> Task brief
Where a line below carries the word "Rotenone", include it in the count, then give the count alone.

[Dataset excerpts]
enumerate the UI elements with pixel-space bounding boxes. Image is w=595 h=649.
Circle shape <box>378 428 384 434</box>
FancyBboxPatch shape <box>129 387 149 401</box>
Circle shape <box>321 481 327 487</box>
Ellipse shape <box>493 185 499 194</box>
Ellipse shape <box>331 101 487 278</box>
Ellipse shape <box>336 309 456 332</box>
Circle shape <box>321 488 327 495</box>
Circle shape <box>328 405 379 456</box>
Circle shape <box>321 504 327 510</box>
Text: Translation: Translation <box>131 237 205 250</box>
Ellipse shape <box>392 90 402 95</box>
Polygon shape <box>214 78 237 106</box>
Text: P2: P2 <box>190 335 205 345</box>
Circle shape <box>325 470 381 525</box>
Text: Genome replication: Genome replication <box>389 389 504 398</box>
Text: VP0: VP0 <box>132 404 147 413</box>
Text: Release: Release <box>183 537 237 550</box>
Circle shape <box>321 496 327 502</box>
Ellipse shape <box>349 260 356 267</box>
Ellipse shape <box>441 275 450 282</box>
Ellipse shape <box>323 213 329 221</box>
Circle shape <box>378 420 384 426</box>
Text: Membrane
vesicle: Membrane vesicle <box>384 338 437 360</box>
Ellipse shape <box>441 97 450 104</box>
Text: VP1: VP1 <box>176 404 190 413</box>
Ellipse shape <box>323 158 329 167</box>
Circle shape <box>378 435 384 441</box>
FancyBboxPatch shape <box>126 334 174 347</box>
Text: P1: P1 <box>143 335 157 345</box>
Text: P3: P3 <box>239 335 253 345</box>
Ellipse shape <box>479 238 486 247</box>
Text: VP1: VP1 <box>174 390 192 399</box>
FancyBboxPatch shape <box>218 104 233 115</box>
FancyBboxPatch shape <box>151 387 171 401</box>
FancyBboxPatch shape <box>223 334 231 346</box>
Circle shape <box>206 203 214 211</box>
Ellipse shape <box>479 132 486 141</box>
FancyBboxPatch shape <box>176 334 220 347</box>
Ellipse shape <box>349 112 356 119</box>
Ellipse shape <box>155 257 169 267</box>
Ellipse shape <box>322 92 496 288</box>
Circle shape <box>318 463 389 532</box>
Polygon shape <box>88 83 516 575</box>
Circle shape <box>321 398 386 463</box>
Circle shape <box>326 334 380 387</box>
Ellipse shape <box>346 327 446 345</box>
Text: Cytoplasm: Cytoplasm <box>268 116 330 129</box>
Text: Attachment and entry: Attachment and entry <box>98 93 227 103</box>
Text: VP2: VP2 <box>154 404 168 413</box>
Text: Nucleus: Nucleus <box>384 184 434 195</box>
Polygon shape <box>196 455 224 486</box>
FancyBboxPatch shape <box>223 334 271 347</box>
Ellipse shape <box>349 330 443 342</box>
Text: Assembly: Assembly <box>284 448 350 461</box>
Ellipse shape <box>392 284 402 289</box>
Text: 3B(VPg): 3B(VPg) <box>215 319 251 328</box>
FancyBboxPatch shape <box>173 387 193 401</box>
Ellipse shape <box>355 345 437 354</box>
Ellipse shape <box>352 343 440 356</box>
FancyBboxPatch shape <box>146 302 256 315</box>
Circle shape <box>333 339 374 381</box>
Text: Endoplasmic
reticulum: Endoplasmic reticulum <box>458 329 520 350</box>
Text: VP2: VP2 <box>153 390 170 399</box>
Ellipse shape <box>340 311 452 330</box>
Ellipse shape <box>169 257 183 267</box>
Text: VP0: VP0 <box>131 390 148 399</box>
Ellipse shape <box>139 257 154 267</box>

...

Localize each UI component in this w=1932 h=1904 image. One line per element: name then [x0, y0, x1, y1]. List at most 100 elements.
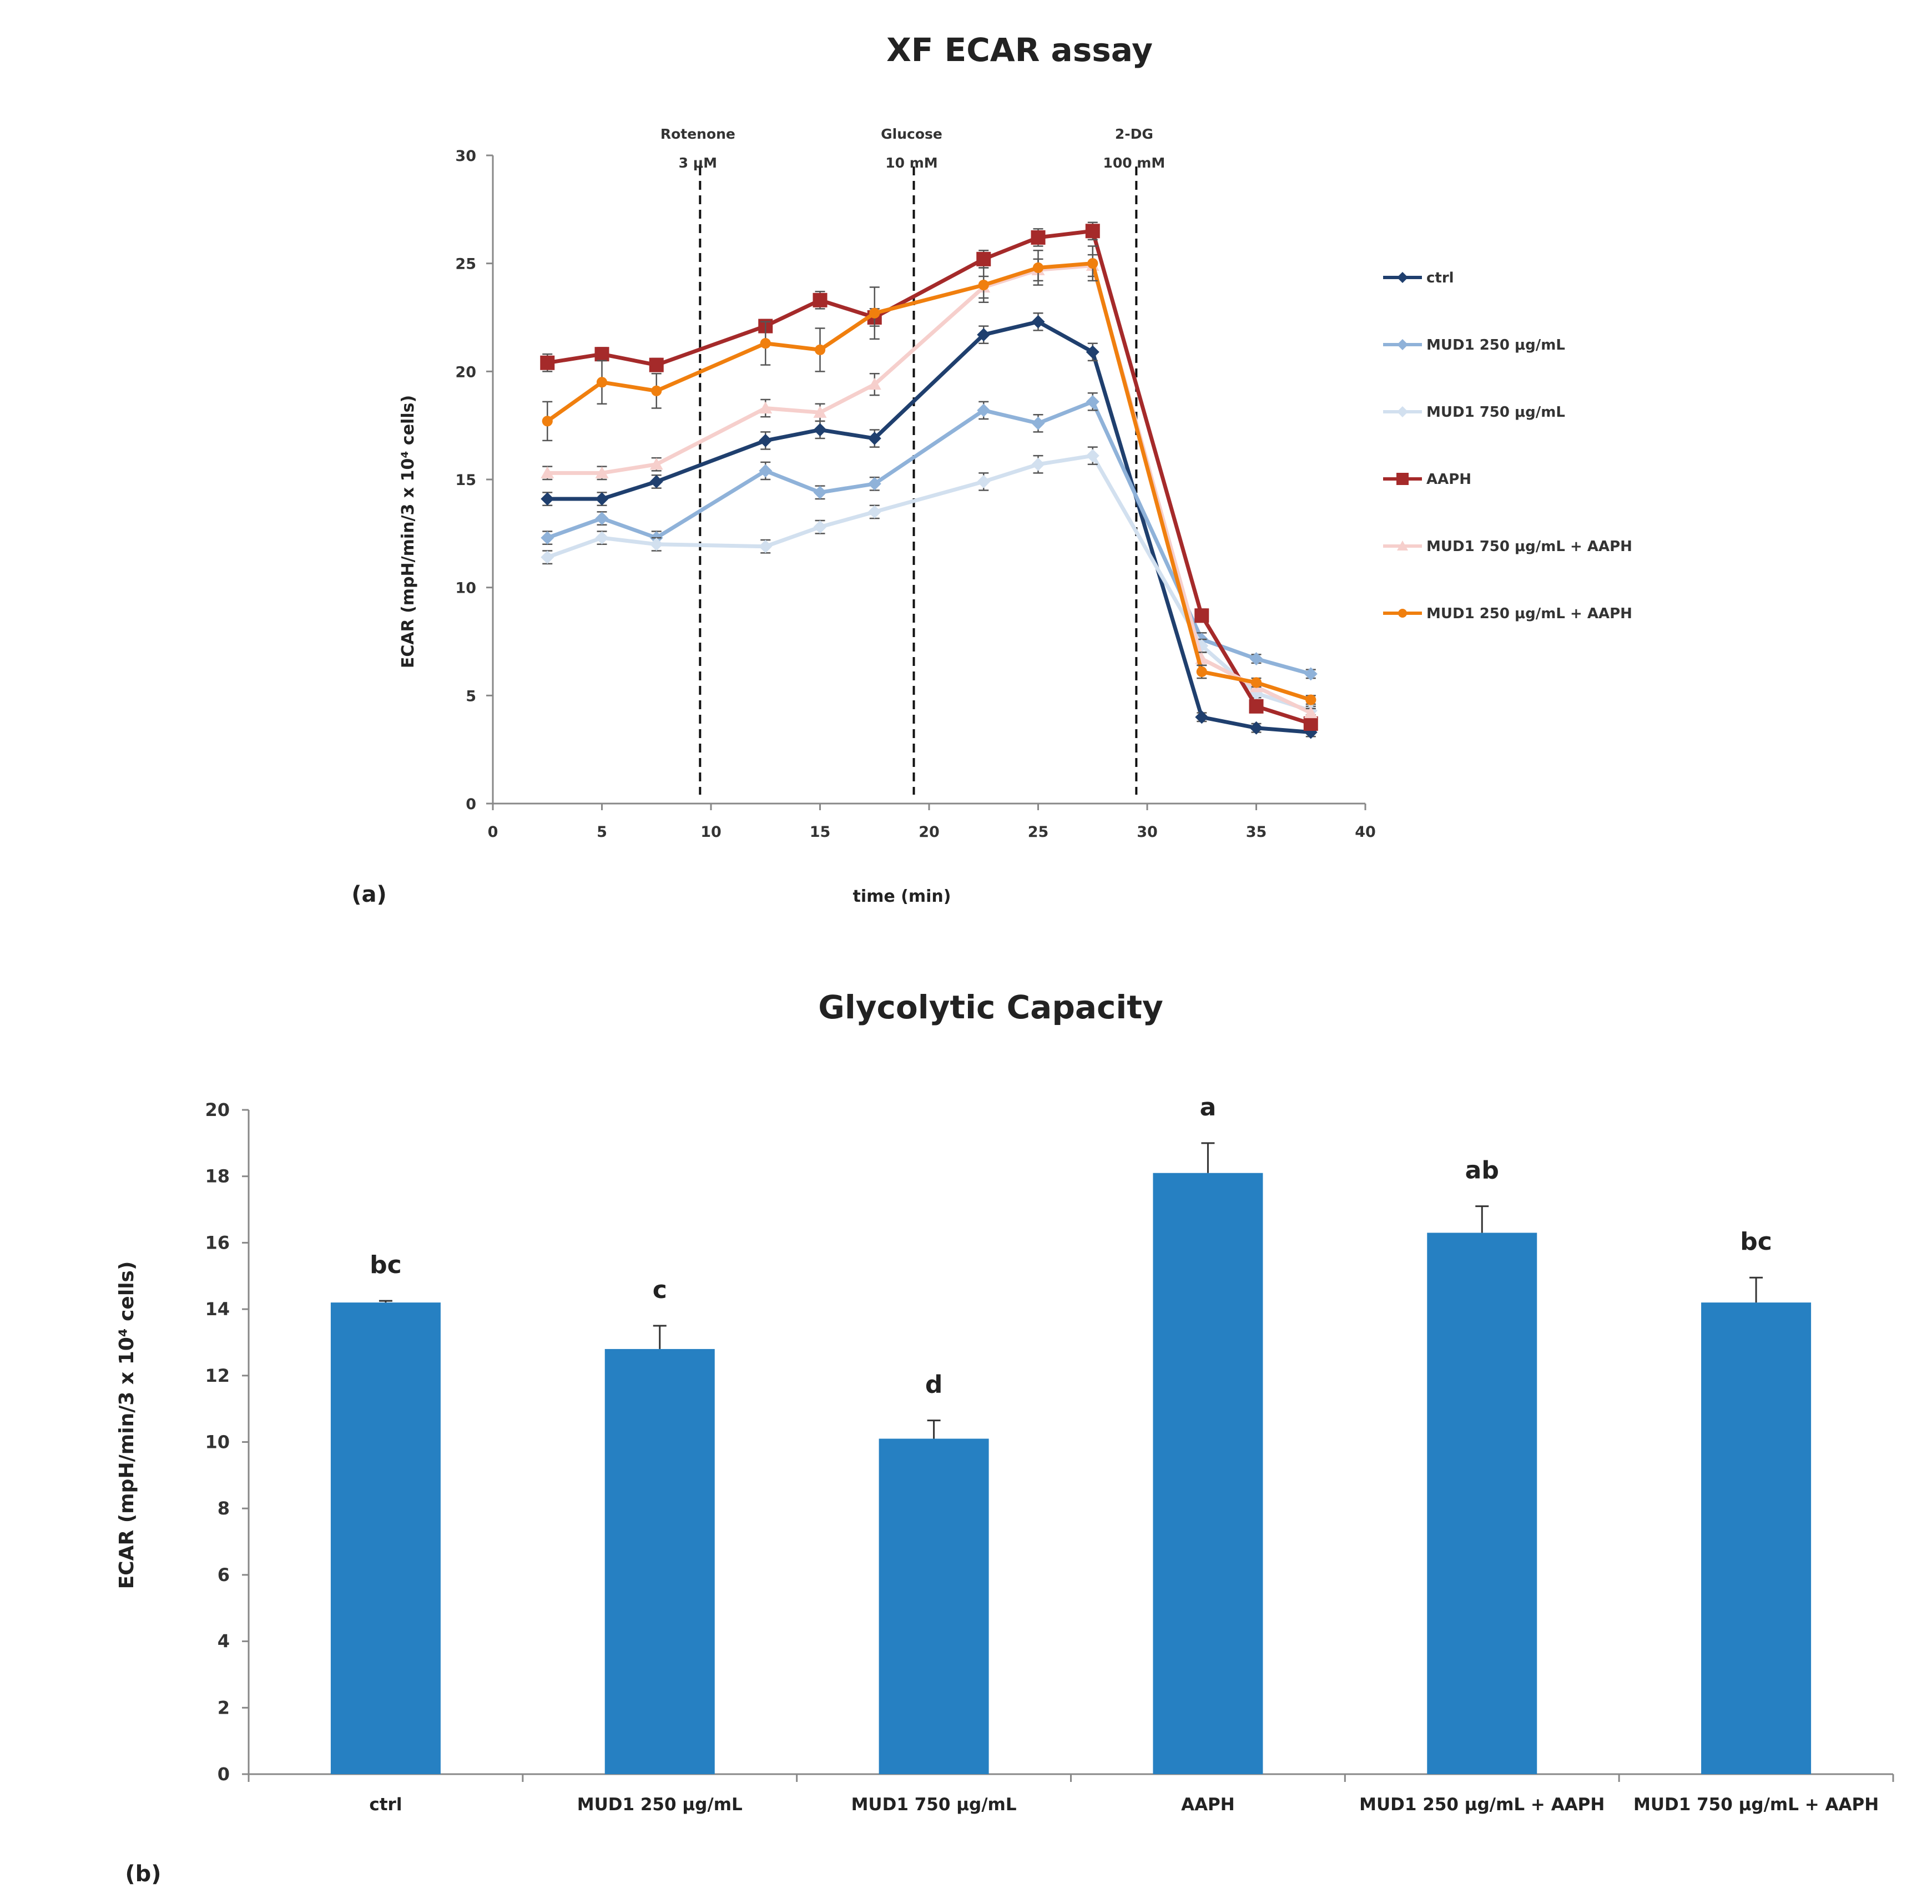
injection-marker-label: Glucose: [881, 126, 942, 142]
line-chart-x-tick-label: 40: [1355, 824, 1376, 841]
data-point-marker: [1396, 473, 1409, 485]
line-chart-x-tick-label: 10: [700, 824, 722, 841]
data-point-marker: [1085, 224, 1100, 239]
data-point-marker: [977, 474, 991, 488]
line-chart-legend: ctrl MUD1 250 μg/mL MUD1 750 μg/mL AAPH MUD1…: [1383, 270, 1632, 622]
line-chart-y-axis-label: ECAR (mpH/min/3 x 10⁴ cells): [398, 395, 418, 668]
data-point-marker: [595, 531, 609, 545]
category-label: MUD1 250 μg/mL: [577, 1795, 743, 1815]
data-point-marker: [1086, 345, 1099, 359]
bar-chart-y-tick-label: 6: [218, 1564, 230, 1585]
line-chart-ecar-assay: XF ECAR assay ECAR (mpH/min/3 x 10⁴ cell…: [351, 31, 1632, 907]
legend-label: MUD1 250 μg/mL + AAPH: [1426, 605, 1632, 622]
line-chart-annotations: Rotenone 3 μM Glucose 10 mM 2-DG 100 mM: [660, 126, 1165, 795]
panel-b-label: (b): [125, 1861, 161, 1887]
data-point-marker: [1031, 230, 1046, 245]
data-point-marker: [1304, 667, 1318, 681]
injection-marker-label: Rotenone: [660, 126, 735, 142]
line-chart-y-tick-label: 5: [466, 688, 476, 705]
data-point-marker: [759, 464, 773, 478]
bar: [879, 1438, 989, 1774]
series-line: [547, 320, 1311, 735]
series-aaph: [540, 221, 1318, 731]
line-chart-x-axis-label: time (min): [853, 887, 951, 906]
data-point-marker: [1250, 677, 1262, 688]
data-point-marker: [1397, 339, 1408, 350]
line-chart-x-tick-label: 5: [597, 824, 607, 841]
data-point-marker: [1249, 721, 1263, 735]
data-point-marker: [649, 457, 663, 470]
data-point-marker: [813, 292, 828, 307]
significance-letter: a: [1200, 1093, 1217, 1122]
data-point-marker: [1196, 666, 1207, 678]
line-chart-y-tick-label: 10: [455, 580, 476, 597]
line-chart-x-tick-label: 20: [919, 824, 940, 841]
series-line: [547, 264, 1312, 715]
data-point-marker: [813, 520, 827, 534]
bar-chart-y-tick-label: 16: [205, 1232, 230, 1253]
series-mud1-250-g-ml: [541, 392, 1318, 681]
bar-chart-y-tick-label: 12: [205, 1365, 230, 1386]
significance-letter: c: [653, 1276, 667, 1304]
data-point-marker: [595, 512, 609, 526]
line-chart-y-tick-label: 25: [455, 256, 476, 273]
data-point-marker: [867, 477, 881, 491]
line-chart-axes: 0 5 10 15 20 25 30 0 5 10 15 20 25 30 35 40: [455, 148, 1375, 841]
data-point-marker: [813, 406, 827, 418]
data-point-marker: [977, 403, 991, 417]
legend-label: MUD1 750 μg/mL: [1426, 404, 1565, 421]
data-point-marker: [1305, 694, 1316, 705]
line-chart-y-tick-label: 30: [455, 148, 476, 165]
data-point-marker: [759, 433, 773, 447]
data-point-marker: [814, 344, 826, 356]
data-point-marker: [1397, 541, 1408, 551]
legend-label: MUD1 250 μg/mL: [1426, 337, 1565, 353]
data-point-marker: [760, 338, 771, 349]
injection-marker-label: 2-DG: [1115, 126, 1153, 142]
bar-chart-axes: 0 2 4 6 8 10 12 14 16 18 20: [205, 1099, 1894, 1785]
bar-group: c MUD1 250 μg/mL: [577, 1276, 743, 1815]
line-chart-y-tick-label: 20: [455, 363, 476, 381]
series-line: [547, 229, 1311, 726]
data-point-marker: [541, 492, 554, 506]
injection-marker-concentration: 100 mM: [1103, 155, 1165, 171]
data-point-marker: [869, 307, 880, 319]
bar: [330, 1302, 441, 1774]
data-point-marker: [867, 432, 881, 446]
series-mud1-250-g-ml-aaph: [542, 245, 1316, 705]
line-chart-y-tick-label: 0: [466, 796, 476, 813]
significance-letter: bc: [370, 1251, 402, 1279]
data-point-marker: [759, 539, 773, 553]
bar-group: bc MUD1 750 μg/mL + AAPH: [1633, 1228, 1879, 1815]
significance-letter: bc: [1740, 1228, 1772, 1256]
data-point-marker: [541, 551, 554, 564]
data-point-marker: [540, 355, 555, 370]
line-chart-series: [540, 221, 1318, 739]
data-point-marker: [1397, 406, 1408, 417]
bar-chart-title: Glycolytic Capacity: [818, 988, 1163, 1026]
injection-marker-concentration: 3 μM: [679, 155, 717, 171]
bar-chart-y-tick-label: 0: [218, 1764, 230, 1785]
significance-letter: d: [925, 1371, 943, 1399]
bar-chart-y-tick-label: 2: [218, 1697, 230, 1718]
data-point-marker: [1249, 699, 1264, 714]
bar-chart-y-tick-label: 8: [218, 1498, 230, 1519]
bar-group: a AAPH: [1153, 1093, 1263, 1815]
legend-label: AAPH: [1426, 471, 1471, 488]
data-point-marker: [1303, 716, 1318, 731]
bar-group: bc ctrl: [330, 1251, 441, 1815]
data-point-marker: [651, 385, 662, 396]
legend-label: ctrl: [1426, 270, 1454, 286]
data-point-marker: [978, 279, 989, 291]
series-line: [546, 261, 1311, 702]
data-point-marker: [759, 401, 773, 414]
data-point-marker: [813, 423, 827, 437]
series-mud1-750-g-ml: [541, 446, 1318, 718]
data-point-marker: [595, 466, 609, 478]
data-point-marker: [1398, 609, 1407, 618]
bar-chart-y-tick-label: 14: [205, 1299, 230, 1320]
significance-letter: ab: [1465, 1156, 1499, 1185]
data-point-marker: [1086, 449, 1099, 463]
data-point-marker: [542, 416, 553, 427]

> Your response
2